### TASK ITEM
Look through the data below, and copy each line that carries the word "give".

### AVAILABLE DATA

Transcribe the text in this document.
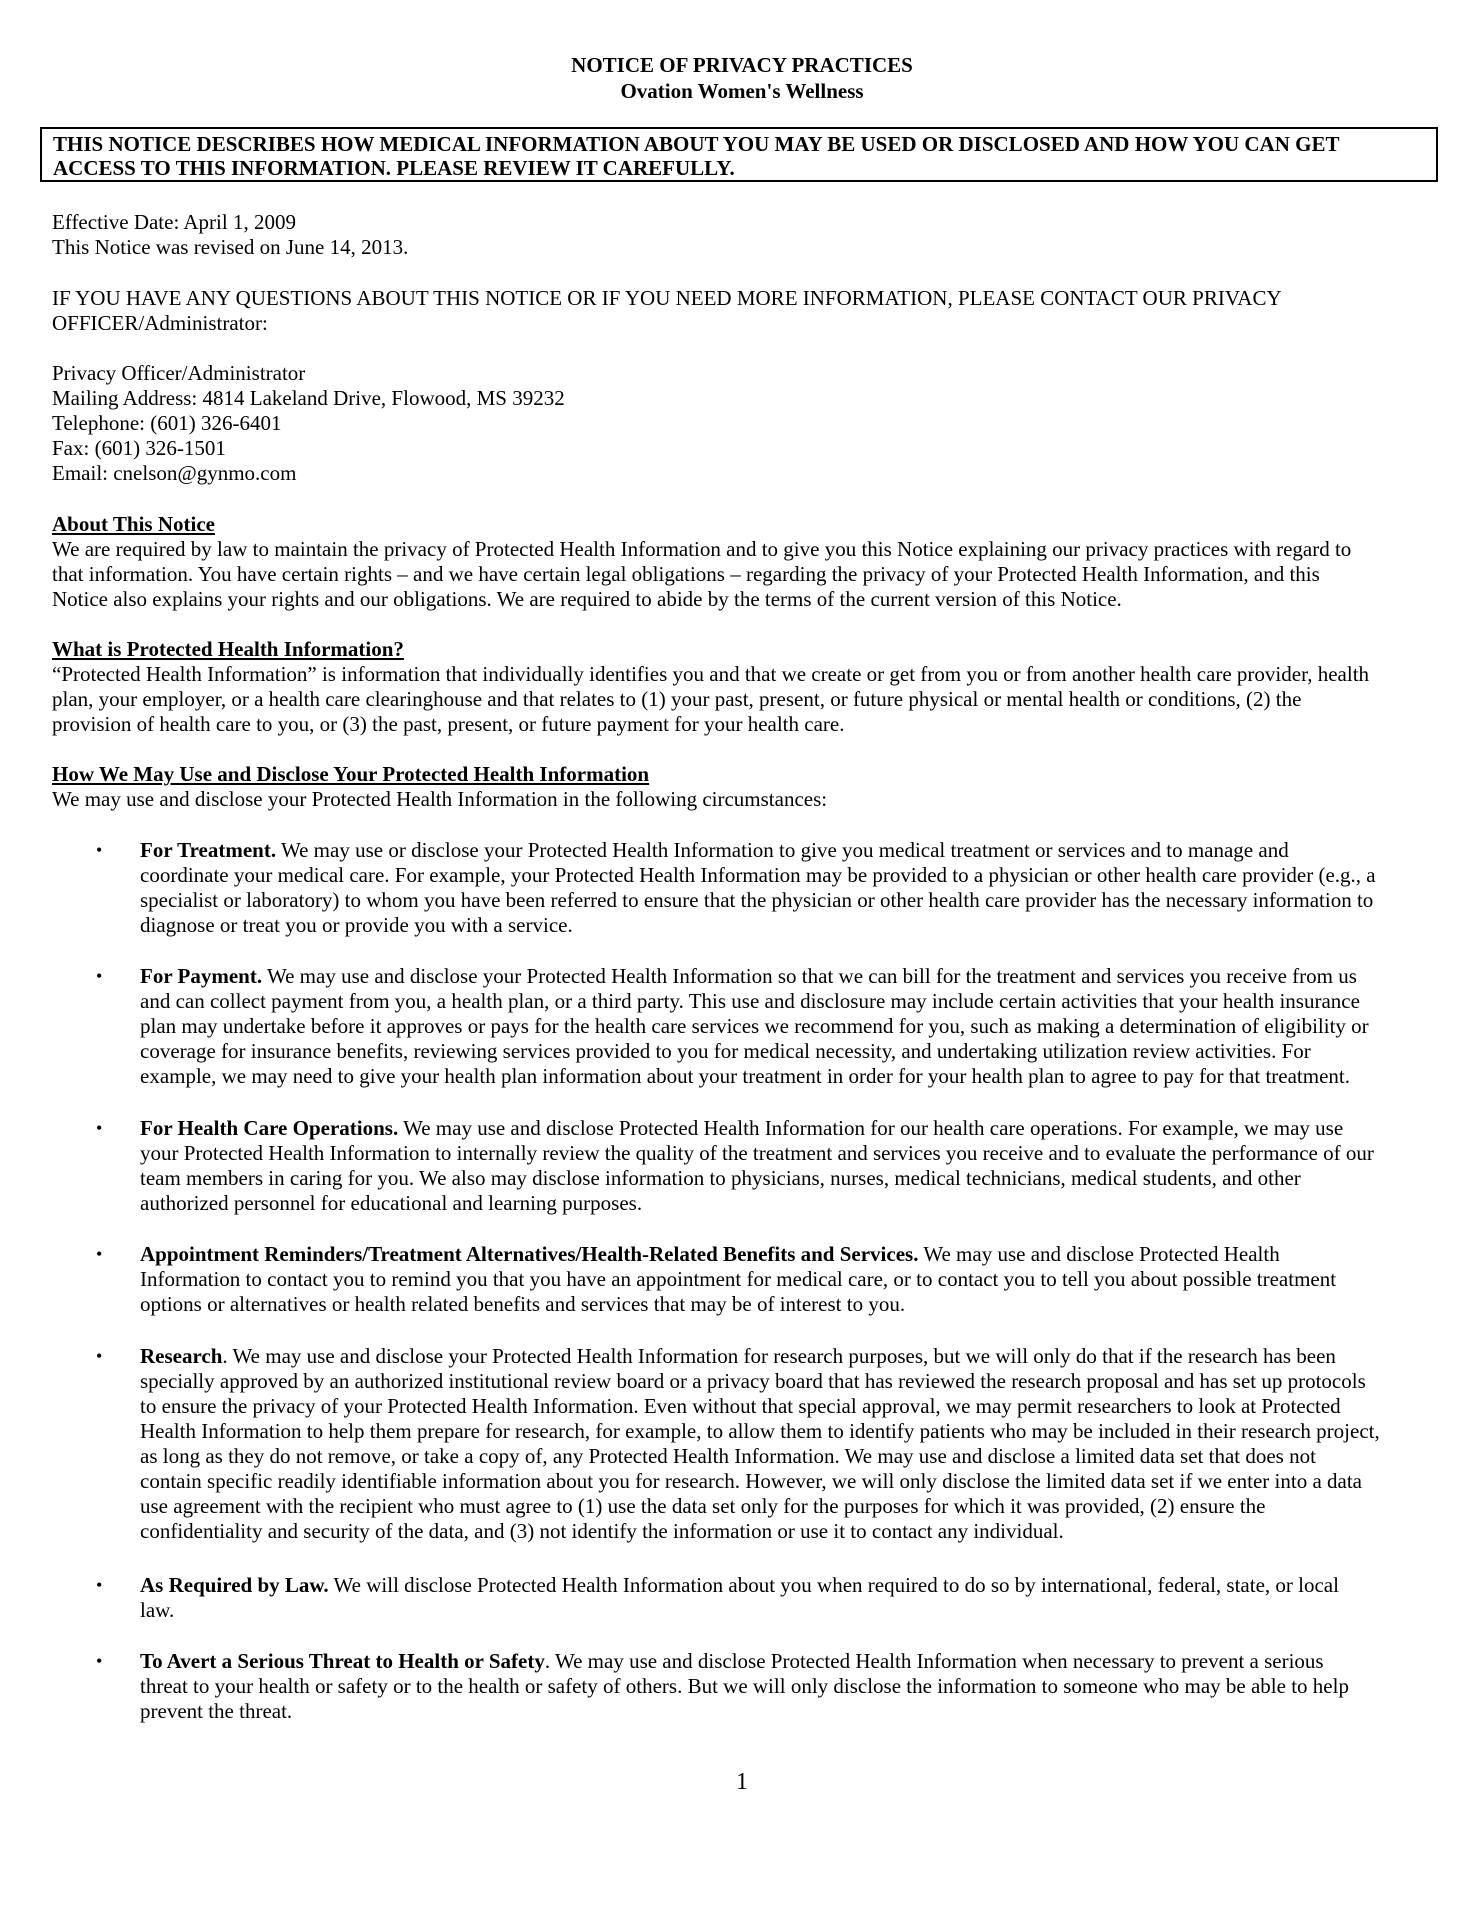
NOTICE OF PRIVACY PRACTICES
Ovation Women's Wellness
THIS NOTICE DESCRIBES HOW MEDICAL INFORMATION ABOUT YOU MAY BE USED OR DISCLOSED AND HOW YOU CAN GET
ACCESS TO THIS INFORMATION. PLEASE REVIEW IT CAREFULLY.
Effective Date: April 1, 2009
This Notice was revised on June 14, 2013.
IF YOU HAVE ANY QUESTIONS ABOUT THIS NOTICE OR IF YOU NEED MORE INFORMATION, PLEASE CONTACT OUR PRIVACY
OFFICER/Administrator:
Privacy Officer/Administrator
Mailing Address: 4814 Lakeland Drive, Flowood, MS 39232
Telephone: (601) 326-6401
Fax: (601) 326-1501
Email: cnelson@gynmo.com
About This Notice
We are required by law to maintain the privacy of Protected Health Information and to give you this Notice explaining our privacy practices with regard to
that information. You have certain rights – and we have certain legal obligations – regarding the privacy of your Protected Health Information, and this
Notice also explains your rights and our obligations. We are required to abide by the terms of the current version of this Notice.
What is Protected Health Information?
“Protected Health Information” is information that individually identifies you and that we create or get from you or from another health care provider, health
plan, your employer, or a health care clearinghouse and that relates to (1) your past, present, or future physical or mental health or conditions, (2) the
provision of health care to you, or (3) the past, present, or future payment for your health care.
How We May Use and Disclose Your Protected Health Information
We may use and disclose your Protected Health Information in the following circumstances:
• For Treatment. We may use or disclose your Protected Health Information to give you medical treatment or services and to manage and
coordinate your medical care. For example, your Protected Health Information may be provided to a physician or other health care provider (e.g., a
specialist or laboratory) to whom you have been referred to ensure that the physician or other health care provider has the necessary information to
diagnose or treat you or provide you with a service.
• For Payment. We may use and disclose your Protected Health Information so that we can bill for the treatment and services you receive from us
and can collect payment from you, a health plan, or a third party. This use and disclosure may include certain activities that your health insurance
plan may undertake before it approves or pays for the health care services we recommend for you, such as making a determination of eligibility or
coverage for insurance benefits, reviewing services provided to you for medical necessity, and undertaking utilization review activities. For
example, we may need to give your health plan information about your treatment in order for your health plan to agree to pay for that treatment.
• For Health Care Operations. We may use and disclose Protected Health Information for our health care operations. For example, we may use
your Protected Health Information to internally review the quality of the treatment and services you receive and to evaluate the performance of our
team members in caring for you. We also may disclose information to physicians, nurses, medical technicians, medical students, and other
authorized personnel for educational and learning purposes.
• Appointment Reminders/Treatment Alternatives/Health-Related Benefits and Services. We may use and disclose Protected Health
Information to contact you to remind you that you have an appointment for medical care, or to contact you to tell you about possible treatment
options or alternatives or health related benefits and services that may be of interest to you.
• Research. We may use and disclose your Protected Health Information for research purposes, but we will only do that if the research has been
specially approved by an authorized institutional review board or a privacy board that has reviewed the research proposal and has set up protocols
to ensure the privacy of your Protected Health Information. Even without that special approval, we may permit researchers to look at Protected
Health Information to help them prepare for research, for example, to allow them to identify patients who may be included in their research project,
as long as they do not remove, or take a copy of, any Protected Health Information. We may use and disclose a limited data set that does not
contain specific readily identifiable information about you for research. However, we will only disclose the limited data set if we enter into a data
use agreement with the recipient who must agree to (1) use the data set only for the purposes for which it was provided, (2) ensure the
confidentiality and security of the data, and (3) not identify the information or use it to contact any individual.
• As Required by Law. We will disclose Protected Health Information about you when required to do so by international, federal, state, or local
law.
• To Avert a Serious Threat to Health or Safety. We may use and disclose Protected Health Information when necessary to prevent a serious
threat to your health or safety or to the health or safety of others. But we will only disclose the information to someone who may be able to help
prevent the threat.
1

### REPLY TO THE TASK
We are required by law to maintain the privacy of Protected Health Information and to give you this Notice explaining our privacy practices with regard to
• For Treatment. We may use or disclose your Protected Health Information to give you medical treatment or services and to manage and
example, we may need to give your health plan information about your treatment in order for your health plan to agree to pay for that treatment.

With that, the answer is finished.